Source data:
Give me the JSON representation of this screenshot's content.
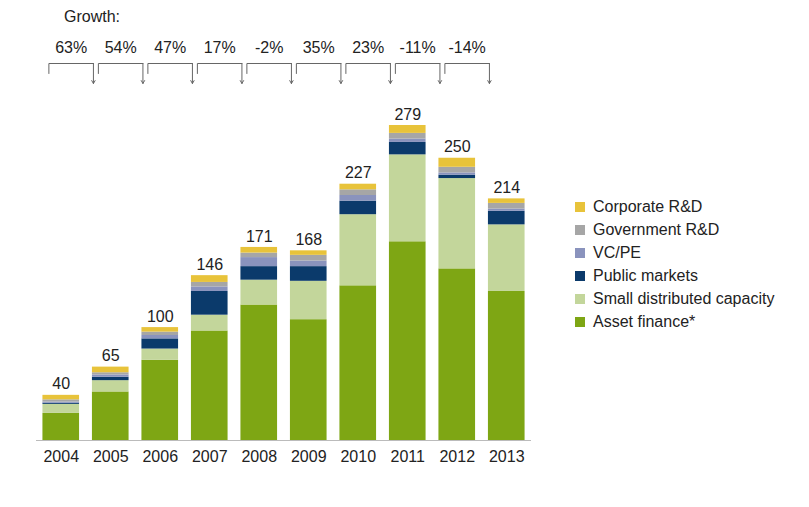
{
  "chart_data": {
    "type": "bar",
    "stacked": true,
    "tick_labels": "x",
    "legend": "right",
    "categories": [
      "2004",
      "2005",
      "2006",
      "2007",
      "2008",
      "2009",
      "2010",
      "2011",
      "2012",
      "2013"
    ],
    "series": [
      {
        "name": "Asset finance*",
        "color": "#7ea614",
        "values": [
          24,
          43,
          71,
          97,
          120,
          107,
          137,
          176,
          152,
          132
        ]
      },
      {
        "name": "Small distributed capacity",
        "color": "#c3d69b",
        "values": [
          8,
          10,
          10,
          14,
          22,
          34,
          63,
          77,
          80,
          59
        ]
      },
      {
        "name": "Public markets",
        "color": "#0b3a6b",
        "values": [
          1,
          3,
          9,
          21,
          12,
          13,
          12,
          11,
          3,
          12
        ]
      },
      {
        "name": "VC/PE",
        "color": "#8a93bd",
        "values": [
          1,
          2,
          3,
          4,
          8,
          5,
          5,
          3,
          2,
          2
        ]
      },
      {
        "name": "Government R&D",
        "color": "#a6a6a6",
        "values": [
          2,
          2,
          3,
          4,
          4,
          5,
          5,
          5,
          5,
          5
        ]
      },
      {
        "name": "Corporate R&D",
        "color": "#e8c33a",
        "values": [
          4,
          5,
          4,
          6,
          5,
          4,
          5,
          7,
          8,
          4
        ]
      }
    ],
    "totals": [
      40,
      65,
      100,
      146,
      171,
      168,
      227,
      279,
      250,
      214
    ],
    "growth": {
      "title": "Growth:",
      "values": [
        63,
        54,
        47,
        17,
        -2,
        35,
        23,
        -11,
        -14
      ],
      "value_labels": [
        "63%",
        "54%",
        "47%",
        "17%",
        "-2%",
        "35%",
        "23%",
        "-11%",
        "-14%"
      ]
    }
  }
}
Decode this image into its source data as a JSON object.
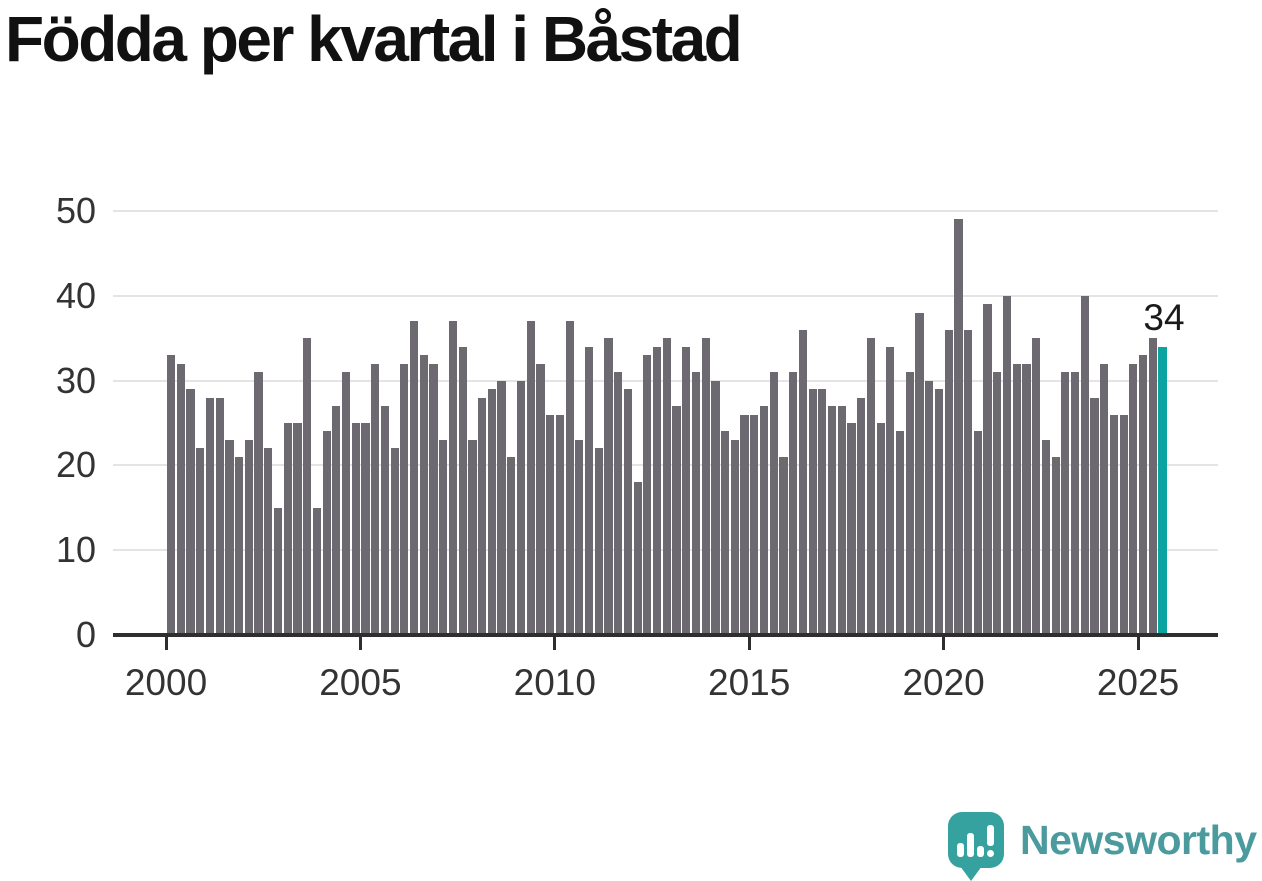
{
  "title": "Födda per kvartal i Båstad",
  "chart_data": {
    "type": "bar",
    "title": "Födda per kvartal i Båstad",
    "x_unit": "quarter",
    "x_range_start": "2000",
    "x_range_end": "2025",
    "x_tick_labels": [
      "2000",
      "2005",
      "2010",
      "2015",
      "2020",
      "2025"
    ],
    "y_tick_labels": [
      "0",
      "10",
      "20",
      "30",
      "40",
      "50"
    ],
    "ylim": [
      0,
      50
    ],
    "grid": "horizontal",
    "legend": "none",
    "values": [
      33,
      32,
      29,
      22,
      28,
      28,
      23,
      21,
      23,
      31,
      22,
      15,
      25,
      25,
      35,
      15,
      24,
      27,
      31,
      25,
      25,
      32,
      27,
      22,
      32,
      37,
      33,
      32,
      23,
      37,
      34,
      23,
      28,
      29,
      30,
      21,
      30,
      37,
      32,
      26,
      26,
      37,
      23,
      34,
      22,
      35,
      31,
      29,
      18,
      33,
      34,
      35,
      27,
      34,
      31,
      35,
      30,
      24,
      23,
      26,
      26,
      27,
      31,
      21,
      31,
      36,
      29,
      29,
      27,
      27,
      25,
      28,
      35,
      25,
      34,
      24,
      31,
      38,
      30,
      29,
      36,
      49,
      36,
      24,
      39,
      31,
      40,
      32,
      32,
      35,
      23,
      21,
      31,
      31,
      40,
      28,
      32,
      26,
      26,
      32,
      33,
      35,
      34
    ],
    "highlight_last_bar": true,
    "last_value_label": "34",
    "colors": {
      "bar": "#6c6a70",
      "highlight": "#0ba4a0",
      "grid": "#e4e4e4",
      "axis": "#2e2e2e",
      "tick_text": "#333333",
      "title_text": "#111111",
      "annotation_text": "#1a1a1a"
    }
  },
  "annotation": {
    "label": "34"
  },
  "branding": {
    "name": "Newsworthy",
    "text_color": "#4a9a9e",
    "icon_color": "#36a29f",
    "icon": "newsworthy-bar-chart-bubble-icon"
  }
}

WHAT THE EXERCISE ASKS:
Give only the number of lines in the listing above that include the string "true".

RESULT BELOW:
2